• What you have to do: Transcribe every line, keeping it exact.

• Given entries:
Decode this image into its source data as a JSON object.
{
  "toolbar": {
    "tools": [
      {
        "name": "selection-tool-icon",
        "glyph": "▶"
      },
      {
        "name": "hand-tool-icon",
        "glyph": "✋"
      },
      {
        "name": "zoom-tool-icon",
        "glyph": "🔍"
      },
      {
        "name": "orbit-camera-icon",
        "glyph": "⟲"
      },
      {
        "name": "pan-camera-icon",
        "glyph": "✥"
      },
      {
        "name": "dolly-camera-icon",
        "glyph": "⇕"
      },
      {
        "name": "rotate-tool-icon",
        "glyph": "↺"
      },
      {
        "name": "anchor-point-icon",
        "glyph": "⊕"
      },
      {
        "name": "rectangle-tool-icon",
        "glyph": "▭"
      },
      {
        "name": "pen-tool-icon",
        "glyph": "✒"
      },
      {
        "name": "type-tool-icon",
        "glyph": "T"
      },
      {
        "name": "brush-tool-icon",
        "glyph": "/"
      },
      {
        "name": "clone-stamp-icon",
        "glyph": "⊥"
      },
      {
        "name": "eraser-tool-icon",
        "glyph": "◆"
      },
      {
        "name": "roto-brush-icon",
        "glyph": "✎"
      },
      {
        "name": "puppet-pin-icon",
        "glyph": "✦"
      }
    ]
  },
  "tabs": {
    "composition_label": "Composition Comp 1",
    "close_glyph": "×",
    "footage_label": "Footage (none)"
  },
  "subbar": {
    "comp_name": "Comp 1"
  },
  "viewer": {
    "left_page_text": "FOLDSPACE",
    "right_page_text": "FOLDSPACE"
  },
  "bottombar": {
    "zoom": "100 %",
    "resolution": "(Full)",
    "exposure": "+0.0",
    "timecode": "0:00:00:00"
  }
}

• Complete output:
Decode this image into its source data as a JSON object.
{
  "toolbar": {
    "tools": [
      {
        "name": "selection-tool-icon",
        "glyph": "▶"
      },
      {
        "name": "hand-tool-icon",
        "glyph": "✋"
      },
      {
        "name": "zoom-tool-icon",
        "glyph": "🔍"
      },
      {
        "name": "orbit-camera-icon",
        "glyph": "⟲"
      },
      {
        "name": "pan-camera-icon",
        "glyph": "✥"
      },
      {
        "name": "dolly-camera-icon",
        "glyph": "⇕"
      },
      {
        "name": "rotate-tool-icon",
        "glyph": "↺"
      },
      {
        "name": "anchor-point-icon",
        "glyph": "⊕"
      },
      {
        "name": "rectangle-tool-icon",
        "glyph": "▭"
      },
      {
        "name": "pen-tool-icon",
        "glyph": "✒"
      },
      {
        "name": "type-tool-icon",
        "glyph": "T"
      },
      {
        "name": "brush-tool-icon",
        "glyph": "/"
      },
      {
        "name": "clone-stamp-icon",
        "glyph": "⊥"
      },
      {
        "name": "eraser-tool-icon",
        "glyph": "◆"
      },
      {
        "name": "roto-brush-icon",
        "glyph": "✎"
      },
      {
        "name": "puppet-pin-icon",
        "glyph": "✦"
      }
    ]
  },
  "tabs": {
    "composition_label": "Composition Comp 1",
    "close_glyph": "×",
    "footage_label": "Footage (none)"
  },
  "subbar": {
    "comp_name": "Comp 1"
  },
  "viewer": {
    "left_page_text": "FOLDSPACE",
    "right_page_text": "FOLDSPACE"
  },
  "bottombar": {
    "zoom": "100 %",
    "resolution": "(Full)",
    "exposure": "+0.0",
    "timecode": "0:00:00:00"
  }
}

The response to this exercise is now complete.